Find the number of lines in these records where the word "title" appears. Reply with that number and nothing more.

Stored items:
^^^^^^^^
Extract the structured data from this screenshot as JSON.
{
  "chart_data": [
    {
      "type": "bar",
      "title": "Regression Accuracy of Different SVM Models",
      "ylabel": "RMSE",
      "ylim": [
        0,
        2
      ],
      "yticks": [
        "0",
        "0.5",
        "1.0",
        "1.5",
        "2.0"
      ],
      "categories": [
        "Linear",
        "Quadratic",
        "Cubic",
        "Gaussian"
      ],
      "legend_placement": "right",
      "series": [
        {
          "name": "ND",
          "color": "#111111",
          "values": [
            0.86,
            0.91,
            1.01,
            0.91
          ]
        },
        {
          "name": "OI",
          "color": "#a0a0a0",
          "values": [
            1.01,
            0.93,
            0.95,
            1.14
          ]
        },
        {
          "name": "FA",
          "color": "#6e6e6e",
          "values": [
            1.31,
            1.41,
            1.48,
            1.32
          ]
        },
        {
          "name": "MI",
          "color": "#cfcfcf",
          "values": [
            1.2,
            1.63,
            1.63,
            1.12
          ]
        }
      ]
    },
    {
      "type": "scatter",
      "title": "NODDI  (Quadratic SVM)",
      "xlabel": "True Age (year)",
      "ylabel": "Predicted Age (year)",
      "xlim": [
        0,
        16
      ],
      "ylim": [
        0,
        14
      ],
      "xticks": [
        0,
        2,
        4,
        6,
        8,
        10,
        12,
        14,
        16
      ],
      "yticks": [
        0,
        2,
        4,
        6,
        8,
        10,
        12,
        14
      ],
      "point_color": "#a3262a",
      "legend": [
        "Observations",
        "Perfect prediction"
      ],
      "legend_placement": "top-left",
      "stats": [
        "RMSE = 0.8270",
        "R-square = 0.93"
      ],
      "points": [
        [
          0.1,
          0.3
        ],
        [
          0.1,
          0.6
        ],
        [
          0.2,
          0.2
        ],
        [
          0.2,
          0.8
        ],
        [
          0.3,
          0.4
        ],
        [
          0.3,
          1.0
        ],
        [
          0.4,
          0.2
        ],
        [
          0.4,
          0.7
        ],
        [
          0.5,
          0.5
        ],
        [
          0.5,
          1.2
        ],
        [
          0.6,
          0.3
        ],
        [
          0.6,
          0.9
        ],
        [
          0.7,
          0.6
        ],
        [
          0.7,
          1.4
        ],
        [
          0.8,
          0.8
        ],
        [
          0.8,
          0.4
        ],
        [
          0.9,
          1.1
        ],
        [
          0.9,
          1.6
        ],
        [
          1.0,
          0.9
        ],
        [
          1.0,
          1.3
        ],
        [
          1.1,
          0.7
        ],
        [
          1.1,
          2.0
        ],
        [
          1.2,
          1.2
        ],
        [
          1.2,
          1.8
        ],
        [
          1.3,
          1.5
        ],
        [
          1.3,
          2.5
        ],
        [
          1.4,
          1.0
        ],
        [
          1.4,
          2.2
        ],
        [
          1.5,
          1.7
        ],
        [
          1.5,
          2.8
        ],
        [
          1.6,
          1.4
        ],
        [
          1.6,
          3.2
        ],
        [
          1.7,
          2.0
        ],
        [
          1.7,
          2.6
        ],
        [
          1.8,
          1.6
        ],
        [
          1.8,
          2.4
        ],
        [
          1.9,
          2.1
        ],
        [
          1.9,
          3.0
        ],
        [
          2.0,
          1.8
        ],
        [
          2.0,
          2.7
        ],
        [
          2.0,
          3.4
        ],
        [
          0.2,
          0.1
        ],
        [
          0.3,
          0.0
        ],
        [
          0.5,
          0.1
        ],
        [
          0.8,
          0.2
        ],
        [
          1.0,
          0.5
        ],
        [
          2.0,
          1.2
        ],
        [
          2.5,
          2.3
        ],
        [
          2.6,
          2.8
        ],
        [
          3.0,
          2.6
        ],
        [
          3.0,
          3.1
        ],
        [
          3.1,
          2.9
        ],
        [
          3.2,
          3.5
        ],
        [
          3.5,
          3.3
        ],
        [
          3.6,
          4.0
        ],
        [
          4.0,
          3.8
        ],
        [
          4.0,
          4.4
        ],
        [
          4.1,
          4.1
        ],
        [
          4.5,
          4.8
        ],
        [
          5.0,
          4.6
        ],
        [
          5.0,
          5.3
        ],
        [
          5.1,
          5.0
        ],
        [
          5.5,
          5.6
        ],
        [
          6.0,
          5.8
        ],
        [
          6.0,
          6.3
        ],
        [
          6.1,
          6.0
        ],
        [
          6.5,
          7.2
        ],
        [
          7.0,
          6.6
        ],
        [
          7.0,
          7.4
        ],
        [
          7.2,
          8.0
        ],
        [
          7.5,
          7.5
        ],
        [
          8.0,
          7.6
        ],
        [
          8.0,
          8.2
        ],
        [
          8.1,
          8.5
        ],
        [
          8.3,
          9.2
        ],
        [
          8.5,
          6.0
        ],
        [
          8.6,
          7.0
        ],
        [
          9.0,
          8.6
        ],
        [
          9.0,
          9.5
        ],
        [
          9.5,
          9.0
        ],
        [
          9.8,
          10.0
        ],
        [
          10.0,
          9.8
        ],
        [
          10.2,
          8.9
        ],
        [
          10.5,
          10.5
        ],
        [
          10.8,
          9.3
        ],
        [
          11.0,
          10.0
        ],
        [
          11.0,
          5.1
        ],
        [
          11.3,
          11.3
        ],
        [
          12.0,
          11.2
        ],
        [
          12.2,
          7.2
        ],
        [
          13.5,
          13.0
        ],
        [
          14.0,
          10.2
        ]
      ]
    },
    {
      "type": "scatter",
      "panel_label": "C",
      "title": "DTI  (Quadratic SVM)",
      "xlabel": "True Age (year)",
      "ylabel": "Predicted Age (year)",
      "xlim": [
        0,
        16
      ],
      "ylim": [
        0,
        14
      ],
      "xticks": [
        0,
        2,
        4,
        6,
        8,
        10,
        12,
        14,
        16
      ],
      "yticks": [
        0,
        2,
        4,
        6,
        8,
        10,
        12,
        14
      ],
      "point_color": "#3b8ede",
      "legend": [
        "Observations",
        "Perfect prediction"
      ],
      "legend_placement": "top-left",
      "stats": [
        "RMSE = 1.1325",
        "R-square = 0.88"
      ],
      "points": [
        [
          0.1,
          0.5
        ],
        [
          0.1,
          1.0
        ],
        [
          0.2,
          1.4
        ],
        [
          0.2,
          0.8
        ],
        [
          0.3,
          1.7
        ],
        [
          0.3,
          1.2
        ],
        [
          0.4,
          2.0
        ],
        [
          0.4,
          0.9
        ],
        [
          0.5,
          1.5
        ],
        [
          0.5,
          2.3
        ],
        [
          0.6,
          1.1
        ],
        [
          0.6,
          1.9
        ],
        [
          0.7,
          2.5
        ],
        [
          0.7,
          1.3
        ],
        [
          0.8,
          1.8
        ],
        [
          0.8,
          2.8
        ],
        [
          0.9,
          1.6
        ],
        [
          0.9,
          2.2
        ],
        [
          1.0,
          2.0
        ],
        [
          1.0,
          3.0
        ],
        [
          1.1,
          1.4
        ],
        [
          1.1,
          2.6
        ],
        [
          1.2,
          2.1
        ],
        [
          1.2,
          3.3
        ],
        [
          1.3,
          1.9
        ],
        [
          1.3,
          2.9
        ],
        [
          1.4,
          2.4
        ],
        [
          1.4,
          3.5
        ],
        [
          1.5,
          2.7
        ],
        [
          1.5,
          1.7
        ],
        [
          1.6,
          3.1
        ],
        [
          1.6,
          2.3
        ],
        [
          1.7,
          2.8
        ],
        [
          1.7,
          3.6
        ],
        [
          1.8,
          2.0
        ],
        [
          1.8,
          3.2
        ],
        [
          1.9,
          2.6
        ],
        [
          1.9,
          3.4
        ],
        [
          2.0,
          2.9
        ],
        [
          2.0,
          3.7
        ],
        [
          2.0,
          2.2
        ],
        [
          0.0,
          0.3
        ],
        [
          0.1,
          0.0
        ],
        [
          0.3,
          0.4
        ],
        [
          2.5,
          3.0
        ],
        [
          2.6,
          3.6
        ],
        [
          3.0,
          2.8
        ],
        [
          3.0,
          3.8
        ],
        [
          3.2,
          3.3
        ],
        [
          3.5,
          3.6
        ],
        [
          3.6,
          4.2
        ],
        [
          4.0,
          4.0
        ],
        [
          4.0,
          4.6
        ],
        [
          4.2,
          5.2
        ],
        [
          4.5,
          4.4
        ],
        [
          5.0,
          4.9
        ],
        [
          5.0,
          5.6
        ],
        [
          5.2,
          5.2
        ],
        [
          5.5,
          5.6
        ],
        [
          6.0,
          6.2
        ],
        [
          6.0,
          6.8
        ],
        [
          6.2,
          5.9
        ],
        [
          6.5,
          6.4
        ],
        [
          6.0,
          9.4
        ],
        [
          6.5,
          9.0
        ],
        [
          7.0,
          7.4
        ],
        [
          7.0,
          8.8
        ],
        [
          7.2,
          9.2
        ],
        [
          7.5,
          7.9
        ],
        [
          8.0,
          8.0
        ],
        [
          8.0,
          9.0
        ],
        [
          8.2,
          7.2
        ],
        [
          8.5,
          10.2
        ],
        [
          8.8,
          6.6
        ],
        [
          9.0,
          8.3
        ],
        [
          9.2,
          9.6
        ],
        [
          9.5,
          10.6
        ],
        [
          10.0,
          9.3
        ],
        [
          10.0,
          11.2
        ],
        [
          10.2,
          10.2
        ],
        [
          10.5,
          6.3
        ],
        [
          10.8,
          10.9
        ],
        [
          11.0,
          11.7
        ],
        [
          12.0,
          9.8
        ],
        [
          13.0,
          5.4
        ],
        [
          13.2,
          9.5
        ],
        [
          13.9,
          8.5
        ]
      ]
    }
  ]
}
^^^^^^^^
## Response
3